Present every line in which the string "name" appears.

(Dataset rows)
**********

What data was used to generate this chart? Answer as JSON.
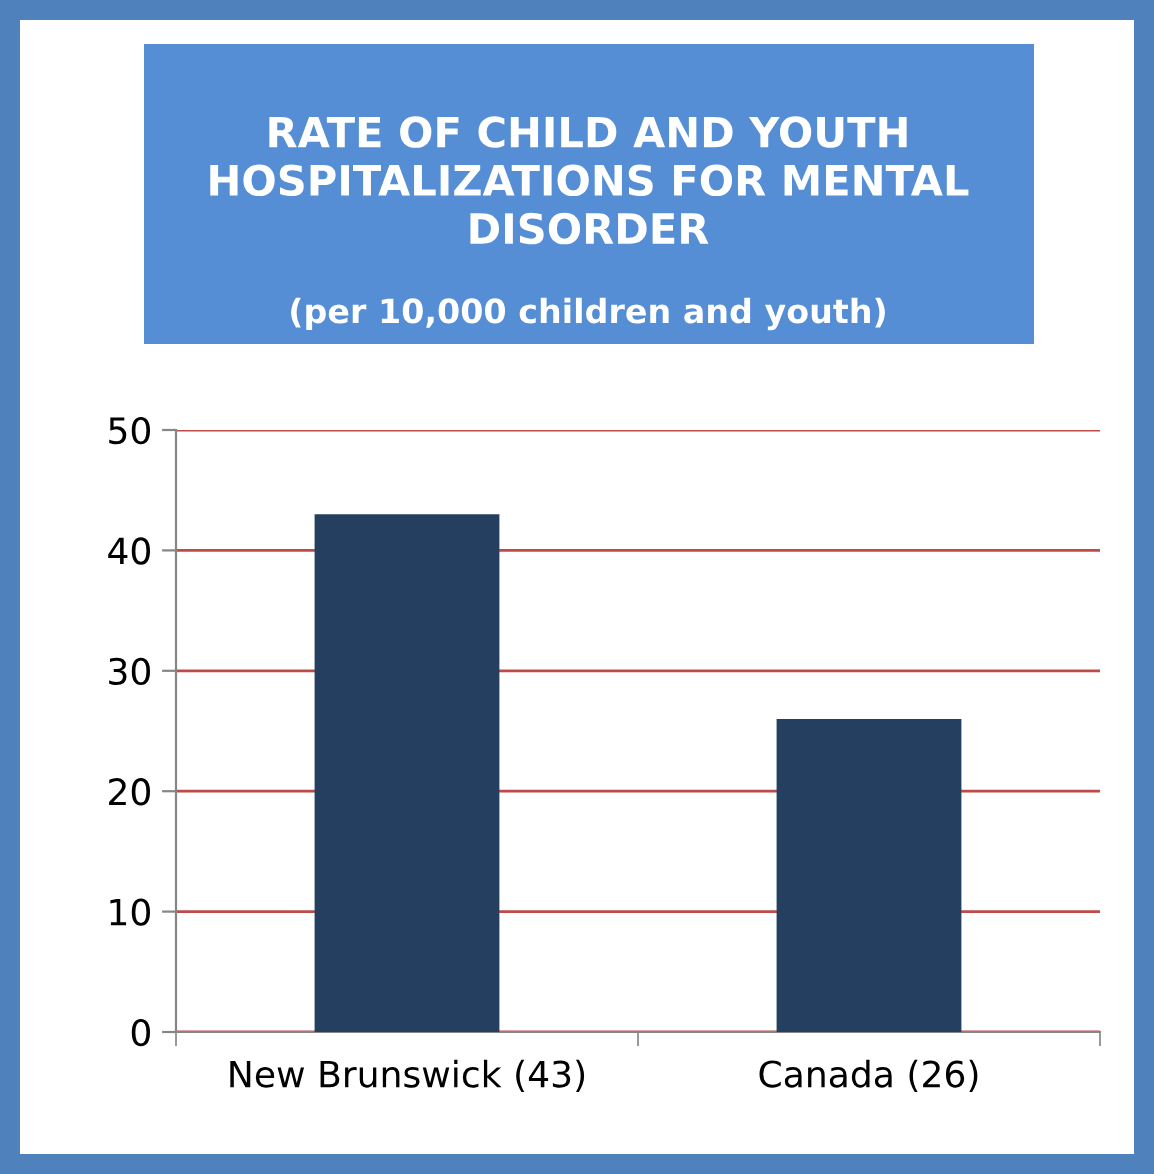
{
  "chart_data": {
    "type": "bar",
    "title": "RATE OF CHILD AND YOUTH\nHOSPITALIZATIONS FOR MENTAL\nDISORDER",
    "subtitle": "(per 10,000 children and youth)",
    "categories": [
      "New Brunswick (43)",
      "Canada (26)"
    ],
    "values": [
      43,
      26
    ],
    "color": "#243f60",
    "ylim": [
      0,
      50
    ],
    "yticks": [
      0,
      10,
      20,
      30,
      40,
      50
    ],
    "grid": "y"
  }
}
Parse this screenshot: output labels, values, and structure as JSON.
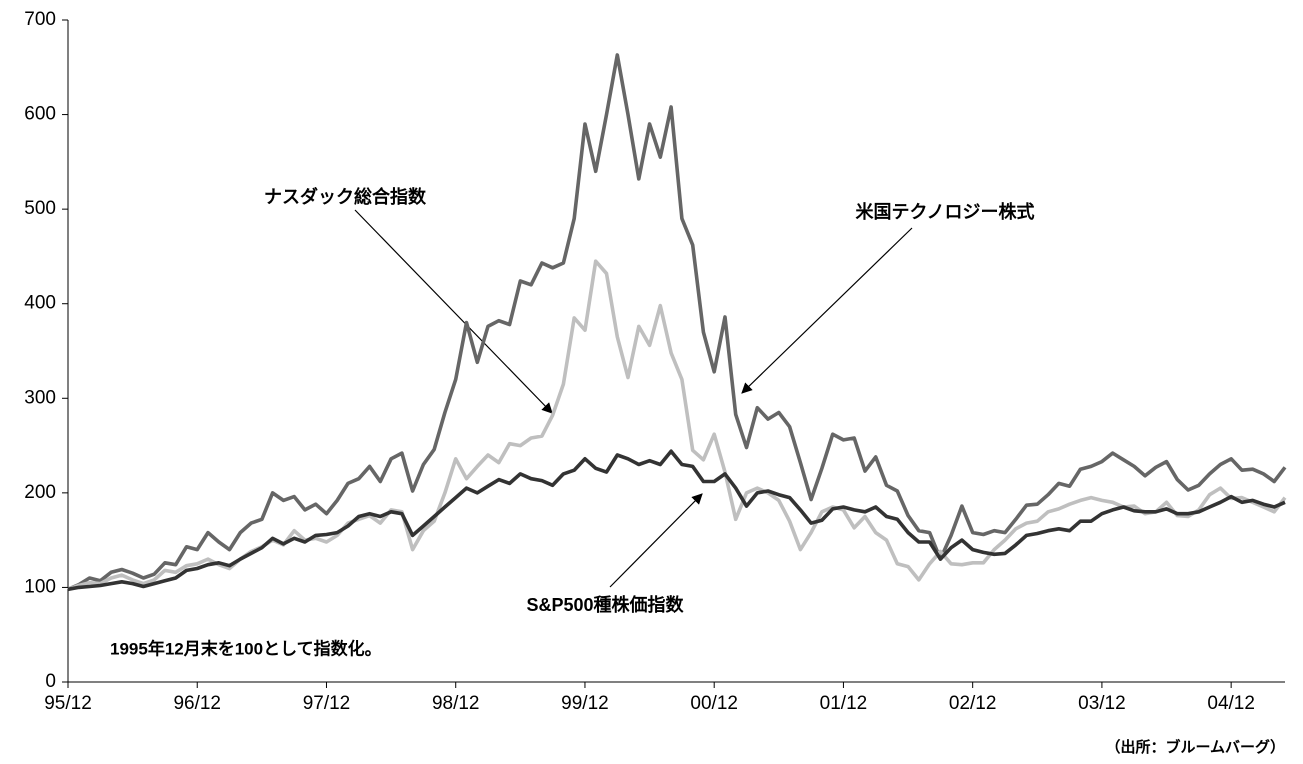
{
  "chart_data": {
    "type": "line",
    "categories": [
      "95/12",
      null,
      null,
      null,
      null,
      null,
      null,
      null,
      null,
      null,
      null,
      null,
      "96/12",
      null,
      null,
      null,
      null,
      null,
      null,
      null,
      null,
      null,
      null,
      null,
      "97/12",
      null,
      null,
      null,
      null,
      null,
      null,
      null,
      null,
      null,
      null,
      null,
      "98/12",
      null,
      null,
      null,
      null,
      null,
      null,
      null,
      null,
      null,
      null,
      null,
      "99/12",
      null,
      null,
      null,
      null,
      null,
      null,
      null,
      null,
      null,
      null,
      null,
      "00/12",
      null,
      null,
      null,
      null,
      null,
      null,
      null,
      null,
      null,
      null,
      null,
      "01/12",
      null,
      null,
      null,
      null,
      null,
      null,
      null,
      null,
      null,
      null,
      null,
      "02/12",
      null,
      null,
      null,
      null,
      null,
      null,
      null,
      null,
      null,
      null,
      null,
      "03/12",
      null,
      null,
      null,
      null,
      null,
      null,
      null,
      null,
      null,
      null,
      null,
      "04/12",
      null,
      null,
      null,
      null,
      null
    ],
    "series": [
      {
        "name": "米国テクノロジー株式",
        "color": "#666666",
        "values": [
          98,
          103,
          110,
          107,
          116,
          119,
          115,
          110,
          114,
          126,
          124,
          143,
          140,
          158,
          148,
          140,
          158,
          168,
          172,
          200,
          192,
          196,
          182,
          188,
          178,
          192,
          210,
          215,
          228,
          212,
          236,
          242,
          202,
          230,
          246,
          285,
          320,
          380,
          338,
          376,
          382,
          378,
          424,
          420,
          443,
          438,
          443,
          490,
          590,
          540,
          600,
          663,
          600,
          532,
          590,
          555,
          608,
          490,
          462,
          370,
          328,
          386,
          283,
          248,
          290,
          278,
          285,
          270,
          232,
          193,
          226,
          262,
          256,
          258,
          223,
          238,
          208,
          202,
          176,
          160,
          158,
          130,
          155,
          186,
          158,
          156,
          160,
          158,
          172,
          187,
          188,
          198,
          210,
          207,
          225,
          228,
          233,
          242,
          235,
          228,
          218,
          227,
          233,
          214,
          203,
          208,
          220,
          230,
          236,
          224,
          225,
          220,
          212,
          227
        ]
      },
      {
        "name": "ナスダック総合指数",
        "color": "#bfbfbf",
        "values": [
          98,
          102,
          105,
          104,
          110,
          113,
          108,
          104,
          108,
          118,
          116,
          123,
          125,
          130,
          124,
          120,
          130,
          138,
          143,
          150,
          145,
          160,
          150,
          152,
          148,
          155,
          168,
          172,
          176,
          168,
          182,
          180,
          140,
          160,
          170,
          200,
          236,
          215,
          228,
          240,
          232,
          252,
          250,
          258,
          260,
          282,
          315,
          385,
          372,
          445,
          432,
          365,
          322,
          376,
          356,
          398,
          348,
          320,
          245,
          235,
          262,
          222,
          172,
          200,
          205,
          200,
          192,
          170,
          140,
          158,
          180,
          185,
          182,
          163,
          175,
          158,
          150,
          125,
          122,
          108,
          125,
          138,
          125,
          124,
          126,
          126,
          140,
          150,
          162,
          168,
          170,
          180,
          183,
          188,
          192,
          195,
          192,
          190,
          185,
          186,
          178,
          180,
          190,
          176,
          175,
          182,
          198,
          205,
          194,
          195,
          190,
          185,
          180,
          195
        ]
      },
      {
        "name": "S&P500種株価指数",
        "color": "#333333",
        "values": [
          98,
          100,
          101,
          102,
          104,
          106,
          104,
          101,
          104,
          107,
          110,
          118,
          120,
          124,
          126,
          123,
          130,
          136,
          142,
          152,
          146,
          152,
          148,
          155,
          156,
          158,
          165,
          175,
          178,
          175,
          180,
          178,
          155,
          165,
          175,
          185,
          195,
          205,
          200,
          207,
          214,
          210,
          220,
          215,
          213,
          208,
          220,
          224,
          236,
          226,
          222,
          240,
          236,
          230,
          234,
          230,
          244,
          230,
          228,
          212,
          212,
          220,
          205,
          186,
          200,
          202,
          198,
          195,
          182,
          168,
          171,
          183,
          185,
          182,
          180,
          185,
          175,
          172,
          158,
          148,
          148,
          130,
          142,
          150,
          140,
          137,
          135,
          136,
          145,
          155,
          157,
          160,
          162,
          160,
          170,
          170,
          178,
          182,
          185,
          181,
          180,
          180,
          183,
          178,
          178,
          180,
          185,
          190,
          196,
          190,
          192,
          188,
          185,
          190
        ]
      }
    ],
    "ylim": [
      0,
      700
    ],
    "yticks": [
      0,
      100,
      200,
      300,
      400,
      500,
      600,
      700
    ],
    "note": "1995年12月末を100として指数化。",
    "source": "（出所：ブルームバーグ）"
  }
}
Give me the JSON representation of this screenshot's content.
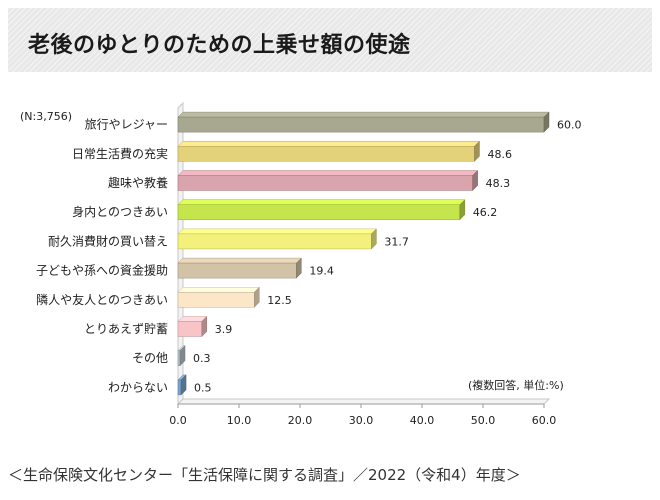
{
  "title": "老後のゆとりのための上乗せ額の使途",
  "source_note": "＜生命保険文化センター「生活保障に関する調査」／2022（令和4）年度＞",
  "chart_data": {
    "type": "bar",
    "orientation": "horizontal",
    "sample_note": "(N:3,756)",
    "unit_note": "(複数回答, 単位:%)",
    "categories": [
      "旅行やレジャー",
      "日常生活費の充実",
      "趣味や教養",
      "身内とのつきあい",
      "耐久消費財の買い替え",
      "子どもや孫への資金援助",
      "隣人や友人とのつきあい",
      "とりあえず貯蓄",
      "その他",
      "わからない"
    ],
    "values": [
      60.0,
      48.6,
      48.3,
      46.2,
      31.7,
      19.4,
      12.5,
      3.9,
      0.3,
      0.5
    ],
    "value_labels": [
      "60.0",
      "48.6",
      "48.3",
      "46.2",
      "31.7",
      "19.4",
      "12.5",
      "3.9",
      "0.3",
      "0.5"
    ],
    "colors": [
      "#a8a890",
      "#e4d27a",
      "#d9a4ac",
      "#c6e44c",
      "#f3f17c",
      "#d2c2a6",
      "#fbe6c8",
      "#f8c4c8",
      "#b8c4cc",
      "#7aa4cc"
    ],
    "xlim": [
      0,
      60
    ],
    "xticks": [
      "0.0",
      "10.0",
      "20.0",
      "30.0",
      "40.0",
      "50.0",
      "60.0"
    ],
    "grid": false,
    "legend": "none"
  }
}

**********

RESULT OF THE EXERCISE.
        "name": "米国テクノロジー株式",
        "name": "ナスダック総合指数",
        "name": "S&P500種株価指数",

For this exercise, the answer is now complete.